- _RECORDS FOR PROCESSING_
┄┄┄┄┄┄┄┄┄┄┄┄┄┄┄┄┄┄┄┄

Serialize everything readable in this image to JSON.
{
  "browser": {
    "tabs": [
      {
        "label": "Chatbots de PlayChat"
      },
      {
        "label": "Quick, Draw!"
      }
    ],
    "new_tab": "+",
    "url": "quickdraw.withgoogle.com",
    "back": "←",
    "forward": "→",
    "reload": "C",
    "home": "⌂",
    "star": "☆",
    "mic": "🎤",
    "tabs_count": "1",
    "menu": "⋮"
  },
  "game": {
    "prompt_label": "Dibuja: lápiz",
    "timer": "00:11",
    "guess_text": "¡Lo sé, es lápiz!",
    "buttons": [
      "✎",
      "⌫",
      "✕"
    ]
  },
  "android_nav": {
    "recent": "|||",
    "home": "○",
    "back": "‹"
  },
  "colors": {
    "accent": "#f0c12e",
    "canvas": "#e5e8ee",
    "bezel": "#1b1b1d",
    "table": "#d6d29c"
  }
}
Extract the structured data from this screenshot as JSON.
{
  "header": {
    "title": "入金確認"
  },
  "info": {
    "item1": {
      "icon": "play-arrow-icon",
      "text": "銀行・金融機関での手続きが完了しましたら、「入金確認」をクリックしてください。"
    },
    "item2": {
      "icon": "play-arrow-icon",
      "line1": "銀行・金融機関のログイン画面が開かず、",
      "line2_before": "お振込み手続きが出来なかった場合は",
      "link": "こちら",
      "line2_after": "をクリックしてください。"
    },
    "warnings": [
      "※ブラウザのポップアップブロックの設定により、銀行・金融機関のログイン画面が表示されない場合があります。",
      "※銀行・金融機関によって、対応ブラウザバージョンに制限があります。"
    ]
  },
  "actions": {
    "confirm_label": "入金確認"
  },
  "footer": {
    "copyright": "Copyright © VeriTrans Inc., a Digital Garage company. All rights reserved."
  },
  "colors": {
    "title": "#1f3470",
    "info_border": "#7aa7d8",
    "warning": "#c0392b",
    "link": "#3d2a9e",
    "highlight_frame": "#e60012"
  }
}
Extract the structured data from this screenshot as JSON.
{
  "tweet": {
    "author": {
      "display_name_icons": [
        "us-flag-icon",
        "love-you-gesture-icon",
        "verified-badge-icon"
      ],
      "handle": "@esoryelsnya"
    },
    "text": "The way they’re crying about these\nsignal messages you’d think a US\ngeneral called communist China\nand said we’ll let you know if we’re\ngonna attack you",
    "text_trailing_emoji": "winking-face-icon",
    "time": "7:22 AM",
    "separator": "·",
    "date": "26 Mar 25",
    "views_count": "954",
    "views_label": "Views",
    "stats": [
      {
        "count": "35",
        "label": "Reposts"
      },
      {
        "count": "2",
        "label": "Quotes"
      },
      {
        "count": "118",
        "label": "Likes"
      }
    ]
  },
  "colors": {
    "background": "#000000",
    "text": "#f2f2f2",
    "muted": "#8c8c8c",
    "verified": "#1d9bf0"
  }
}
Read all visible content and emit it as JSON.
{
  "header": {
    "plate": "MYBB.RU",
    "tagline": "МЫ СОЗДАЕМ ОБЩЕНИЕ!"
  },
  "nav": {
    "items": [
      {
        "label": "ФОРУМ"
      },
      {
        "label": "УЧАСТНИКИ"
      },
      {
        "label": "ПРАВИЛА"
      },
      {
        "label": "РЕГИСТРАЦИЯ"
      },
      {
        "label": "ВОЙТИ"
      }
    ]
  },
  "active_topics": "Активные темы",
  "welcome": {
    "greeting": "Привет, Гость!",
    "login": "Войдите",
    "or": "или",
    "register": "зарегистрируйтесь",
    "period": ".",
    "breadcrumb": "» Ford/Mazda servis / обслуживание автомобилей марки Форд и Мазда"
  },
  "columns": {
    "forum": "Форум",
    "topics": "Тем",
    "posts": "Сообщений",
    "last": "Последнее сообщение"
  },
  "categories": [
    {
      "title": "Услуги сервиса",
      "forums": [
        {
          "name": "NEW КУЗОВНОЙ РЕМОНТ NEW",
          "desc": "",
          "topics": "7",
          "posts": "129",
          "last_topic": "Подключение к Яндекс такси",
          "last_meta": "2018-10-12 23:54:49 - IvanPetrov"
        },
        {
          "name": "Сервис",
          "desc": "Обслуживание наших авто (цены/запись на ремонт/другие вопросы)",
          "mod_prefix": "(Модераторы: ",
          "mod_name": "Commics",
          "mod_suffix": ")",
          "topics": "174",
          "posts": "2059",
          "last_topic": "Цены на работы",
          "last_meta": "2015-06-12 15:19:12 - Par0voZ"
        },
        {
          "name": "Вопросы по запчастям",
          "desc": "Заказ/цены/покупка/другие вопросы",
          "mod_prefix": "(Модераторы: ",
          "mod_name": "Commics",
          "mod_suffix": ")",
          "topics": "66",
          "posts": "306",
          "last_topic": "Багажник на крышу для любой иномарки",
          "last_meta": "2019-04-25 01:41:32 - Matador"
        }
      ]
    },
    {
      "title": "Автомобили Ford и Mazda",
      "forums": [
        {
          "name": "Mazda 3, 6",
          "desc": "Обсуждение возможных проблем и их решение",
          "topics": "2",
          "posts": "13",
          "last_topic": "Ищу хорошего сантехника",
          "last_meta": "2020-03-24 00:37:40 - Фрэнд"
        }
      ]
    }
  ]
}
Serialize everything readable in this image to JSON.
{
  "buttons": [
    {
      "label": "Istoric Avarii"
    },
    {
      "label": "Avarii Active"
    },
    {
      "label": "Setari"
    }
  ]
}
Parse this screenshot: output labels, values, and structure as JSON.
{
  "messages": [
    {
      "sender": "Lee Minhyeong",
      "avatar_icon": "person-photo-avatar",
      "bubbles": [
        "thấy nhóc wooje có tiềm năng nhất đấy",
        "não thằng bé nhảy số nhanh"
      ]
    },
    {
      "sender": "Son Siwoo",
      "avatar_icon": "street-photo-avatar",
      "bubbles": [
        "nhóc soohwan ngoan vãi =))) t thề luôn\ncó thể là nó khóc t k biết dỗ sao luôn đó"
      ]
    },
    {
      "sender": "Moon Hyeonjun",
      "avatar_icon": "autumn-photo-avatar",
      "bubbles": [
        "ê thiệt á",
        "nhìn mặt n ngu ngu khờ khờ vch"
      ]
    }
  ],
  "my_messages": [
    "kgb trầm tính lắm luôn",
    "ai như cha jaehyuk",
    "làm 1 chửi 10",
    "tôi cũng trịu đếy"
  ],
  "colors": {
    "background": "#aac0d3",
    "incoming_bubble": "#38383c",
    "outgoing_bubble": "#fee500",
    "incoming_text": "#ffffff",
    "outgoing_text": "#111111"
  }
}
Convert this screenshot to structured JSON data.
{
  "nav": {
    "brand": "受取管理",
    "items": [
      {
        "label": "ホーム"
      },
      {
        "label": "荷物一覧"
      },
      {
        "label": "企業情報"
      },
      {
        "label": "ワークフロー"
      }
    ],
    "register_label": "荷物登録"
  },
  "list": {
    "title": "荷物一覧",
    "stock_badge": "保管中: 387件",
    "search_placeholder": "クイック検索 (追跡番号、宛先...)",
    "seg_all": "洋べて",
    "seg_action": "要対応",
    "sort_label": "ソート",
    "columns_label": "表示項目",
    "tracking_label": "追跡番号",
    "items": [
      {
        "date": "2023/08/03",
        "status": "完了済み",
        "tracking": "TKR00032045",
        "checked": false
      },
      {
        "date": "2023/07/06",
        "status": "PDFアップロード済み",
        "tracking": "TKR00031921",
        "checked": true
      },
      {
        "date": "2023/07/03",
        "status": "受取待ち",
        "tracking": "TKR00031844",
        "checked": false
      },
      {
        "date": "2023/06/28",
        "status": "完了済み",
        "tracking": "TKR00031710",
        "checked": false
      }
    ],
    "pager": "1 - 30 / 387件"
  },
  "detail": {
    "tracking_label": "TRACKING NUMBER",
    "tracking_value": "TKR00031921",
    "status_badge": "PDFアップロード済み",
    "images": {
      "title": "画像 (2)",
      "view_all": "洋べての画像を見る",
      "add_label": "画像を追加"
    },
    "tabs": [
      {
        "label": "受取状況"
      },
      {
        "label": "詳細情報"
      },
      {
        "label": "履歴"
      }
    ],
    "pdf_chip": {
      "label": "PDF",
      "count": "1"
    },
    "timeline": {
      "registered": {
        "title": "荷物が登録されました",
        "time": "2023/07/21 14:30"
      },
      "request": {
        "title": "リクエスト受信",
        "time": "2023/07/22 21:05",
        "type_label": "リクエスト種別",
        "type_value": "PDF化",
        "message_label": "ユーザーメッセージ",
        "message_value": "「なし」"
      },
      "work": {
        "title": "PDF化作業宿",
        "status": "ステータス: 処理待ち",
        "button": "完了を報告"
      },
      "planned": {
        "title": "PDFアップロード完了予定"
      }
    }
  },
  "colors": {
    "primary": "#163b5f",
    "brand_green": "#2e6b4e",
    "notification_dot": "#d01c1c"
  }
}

┄┄┄┄┄┄┄┄┄┄┄┄┄┄┄┄┄┄┄┄

- _STATED GOAL_
Extract each line holding the word "title" from the records.

- _ANSWER FOR THIS EXERCISE_
    "title": "入金確認"
    "title": "#1f3470",
      "title": "Услуги сервиса",
      "title": "Автомобили Ford и Mazda",
    "title": "荷物一覧",
      "title": "画像 (2)",
        "title": "荷物が登録されました",
        "title": "リクエスト受信",
        "title": "PDF化作業宿",
        "title": "PDFアップロード完了予定"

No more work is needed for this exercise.